Listed records
· · · · · · ·

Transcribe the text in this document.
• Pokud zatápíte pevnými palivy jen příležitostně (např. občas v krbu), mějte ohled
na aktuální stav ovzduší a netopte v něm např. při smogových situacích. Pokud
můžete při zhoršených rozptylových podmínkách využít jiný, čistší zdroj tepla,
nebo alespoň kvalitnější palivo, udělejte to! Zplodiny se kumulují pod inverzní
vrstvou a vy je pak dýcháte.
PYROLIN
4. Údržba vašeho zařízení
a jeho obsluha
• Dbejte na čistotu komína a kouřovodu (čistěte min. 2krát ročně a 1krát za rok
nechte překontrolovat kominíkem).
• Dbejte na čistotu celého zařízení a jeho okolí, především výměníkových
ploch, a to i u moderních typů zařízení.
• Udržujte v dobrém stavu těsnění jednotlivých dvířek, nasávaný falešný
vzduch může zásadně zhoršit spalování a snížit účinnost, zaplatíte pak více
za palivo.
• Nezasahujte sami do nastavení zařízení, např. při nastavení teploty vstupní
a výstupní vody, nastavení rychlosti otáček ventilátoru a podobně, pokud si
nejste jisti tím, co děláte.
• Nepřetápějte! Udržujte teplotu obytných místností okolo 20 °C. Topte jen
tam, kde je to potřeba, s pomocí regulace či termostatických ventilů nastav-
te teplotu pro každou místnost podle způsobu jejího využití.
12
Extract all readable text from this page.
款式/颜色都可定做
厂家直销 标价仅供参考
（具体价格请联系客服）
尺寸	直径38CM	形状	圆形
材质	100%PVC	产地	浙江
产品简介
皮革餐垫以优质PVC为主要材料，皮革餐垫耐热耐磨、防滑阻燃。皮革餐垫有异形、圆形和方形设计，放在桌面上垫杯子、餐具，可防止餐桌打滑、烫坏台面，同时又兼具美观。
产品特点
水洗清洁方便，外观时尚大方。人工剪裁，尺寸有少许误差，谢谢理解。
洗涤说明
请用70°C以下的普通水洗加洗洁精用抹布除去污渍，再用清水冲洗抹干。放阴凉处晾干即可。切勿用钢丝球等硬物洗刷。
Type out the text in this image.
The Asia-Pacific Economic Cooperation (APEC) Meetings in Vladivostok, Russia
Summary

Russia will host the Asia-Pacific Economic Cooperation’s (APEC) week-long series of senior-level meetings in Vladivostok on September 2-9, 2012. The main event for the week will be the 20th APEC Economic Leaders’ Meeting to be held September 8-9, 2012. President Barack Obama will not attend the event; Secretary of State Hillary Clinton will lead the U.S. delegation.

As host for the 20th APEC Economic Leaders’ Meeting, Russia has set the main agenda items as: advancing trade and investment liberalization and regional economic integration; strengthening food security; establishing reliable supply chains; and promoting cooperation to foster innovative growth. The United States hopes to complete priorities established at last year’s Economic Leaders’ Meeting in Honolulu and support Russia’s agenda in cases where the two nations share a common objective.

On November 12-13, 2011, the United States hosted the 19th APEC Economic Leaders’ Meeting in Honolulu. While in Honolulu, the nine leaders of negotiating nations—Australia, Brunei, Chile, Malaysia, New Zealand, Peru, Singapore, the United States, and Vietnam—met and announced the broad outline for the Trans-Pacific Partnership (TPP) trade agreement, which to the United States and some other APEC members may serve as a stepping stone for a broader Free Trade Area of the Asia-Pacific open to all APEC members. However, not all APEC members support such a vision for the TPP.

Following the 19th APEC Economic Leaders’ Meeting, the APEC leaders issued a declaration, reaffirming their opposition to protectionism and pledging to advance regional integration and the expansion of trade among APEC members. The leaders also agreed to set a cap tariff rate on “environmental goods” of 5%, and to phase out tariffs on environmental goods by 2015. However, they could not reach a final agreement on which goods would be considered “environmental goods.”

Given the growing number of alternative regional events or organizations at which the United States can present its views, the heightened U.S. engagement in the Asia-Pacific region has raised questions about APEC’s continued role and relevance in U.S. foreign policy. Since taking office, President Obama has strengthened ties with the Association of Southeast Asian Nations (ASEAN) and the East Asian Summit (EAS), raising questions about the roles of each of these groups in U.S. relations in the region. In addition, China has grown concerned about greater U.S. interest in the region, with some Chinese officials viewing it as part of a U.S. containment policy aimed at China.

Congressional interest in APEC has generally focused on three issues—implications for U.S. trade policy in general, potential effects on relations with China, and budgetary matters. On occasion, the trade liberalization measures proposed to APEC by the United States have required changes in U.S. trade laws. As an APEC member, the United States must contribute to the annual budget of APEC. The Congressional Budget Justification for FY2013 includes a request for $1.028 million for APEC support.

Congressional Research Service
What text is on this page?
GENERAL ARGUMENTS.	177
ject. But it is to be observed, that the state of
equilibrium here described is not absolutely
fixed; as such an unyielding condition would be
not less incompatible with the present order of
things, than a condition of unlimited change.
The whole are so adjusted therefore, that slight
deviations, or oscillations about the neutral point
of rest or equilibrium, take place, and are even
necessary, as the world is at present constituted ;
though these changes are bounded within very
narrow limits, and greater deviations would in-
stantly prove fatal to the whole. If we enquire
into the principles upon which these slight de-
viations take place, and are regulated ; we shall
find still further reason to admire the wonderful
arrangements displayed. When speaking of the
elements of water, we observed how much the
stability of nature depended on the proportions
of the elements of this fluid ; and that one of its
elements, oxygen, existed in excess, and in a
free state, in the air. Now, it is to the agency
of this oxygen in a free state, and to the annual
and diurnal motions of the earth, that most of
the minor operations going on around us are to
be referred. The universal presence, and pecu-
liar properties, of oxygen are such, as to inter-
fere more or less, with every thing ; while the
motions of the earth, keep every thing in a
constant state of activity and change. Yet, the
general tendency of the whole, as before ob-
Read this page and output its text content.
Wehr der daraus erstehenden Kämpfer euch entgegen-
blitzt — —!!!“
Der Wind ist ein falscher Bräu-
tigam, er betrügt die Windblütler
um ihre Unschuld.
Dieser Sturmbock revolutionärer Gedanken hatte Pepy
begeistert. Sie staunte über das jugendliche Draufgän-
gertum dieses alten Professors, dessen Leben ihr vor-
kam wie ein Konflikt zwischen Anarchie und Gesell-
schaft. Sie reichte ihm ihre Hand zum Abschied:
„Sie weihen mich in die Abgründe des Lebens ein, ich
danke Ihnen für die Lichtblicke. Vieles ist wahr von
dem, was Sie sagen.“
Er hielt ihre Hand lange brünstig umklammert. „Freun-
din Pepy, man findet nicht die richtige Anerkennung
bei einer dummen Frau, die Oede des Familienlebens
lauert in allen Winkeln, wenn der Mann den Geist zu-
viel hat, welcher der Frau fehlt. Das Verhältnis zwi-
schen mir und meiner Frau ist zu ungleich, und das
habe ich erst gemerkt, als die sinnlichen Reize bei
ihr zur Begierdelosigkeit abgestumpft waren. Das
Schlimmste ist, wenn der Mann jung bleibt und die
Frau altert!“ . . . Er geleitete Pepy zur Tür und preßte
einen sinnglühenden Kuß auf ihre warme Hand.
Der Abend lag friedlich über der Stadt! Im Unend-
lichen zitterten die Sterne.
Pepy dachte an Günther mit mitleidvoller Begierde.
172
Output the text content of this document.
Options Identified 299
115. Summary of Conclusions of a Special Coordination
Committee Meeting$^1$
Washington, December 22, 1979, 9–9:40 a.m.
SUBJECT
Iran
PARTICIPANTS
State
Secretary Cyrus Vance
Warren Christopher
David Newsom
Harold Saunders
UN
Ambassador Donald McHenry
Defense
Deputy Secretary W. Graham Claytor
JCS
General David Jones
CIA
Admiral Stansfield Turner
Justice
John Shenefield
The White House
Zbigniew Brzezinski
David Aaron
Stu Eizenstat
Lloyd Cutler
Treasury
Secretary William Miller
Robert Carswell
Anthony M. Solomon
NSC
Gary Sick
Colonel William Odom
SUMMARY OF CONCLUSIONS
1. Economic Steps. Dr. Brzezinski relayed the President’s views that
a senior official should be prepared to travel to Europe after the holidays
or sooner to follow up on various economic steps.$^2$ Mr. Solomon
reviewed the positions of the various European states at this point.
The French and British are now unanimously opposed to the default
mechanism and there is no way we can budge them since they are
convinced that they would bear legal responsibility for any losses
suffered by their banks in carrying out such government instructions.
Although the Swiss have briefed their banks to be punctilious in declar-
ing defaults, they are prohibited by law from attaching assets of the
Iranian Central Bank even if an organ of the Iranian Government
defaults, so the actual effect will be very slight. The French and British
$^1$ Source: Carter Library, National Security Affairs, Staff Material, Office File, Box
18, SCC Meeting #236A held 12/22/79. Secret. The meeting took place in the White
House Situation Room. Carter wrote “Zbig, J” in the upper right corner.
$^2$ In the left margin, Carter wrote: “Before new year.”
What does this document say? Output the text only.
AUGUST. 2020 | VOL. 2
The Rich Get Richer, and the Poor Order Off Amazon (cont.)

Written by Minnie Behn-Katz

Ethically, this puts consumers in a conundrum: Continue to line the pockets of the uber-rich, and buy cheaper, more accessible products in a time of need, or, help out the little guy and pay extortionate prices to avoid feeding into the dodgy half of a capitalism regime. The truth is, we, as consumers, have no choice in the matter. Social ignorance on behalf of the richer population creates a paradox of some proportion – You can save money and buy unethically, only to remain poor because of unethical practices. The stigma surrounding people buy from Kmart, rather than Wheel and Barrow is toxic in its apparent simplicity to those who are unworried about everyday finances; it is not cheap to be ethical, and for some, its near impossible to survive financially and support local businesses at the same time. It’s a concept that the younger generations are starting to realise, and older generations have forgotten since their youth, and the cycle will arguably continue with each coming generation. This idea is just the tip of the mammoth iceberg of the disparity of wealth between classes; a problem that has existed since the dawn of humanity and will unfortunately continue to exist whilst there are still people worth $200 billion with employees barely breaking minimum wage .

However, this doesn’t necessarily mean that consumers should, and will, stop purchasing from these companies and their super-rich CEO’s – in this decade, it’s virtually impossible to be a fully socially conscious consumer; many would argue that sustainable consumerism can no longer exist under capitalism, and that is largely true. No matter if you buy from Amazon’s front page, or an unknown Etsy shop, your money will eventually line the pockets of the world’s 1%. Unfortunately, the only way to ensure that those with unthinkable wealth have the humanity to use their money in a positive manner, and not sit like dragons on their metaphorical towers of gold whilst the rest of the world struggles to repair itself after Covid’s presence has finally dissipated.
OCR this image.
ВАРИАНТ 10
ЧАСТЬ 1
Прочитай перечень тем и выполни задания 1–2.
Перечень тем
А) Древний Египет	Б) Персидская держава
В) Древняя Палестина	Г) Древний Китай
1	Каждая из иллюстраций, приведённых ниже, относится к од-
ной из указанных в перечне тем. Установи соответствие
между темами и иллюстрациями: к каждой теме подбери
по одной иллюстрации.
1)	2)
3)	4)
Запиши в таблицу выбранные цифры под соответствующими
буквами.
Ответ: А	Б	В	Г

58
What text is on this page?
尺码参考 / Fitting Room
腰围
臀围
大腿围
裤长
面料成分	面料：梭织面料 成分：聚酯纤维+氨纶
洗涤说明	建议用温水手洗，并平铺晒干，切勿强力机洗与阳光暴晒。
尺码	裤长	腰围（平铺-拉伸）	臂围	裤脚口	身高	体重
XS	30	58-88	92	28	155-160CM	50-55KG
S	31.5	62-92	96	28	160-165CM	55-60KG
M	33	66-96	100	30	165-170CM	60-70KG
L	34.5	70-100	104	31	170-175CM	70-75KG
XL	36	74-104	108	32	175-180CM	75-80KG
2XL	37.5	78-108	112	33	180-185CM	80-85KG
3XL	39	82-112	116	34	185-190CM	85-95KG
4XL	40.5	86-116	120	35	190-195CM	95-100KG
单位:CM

· · · · · · ·

Short problem
Scan the listing above. Collect all lines with the word "than".

Answer to the task
things, than a condition of unlimited change.
Ethically, this puts consumers in a conundrum: Continue to line the pockets of the uber-rich, and buy cheaper, more accessible products in a time of need, or, help out the little guy and pay extortionate prices to avoid feeding into the dodgy half of a capitalism regime. The truth is, we, as consumers, have no choice in the matter. Social ignorance on behalf of the richer population creates a paradox of some proportion – You can save money and buy unethically, only to remain poor because of unethical practices. The stigma surrounding people buy from Kmart, rather than Wheel and Barrow is toxic in its apparent simplicity to those who are unworried about everyday finances; it is not cheap to be ethical, and for some, its near impossible to survive financially and support local businesses at the same time. It’s a concept that the younger generations are starting to realise, and older generations have forgotten since their youth, and the cycle will arguably continue with each coming generation. This idea is just the tip of the mammoth iceberg of the disparity of wealth between classes; a problem that has existed since the dawn of humanity and will unfortunately continue to exist whilst there are still people worth $200 billion with employees barely breaking minimum wage .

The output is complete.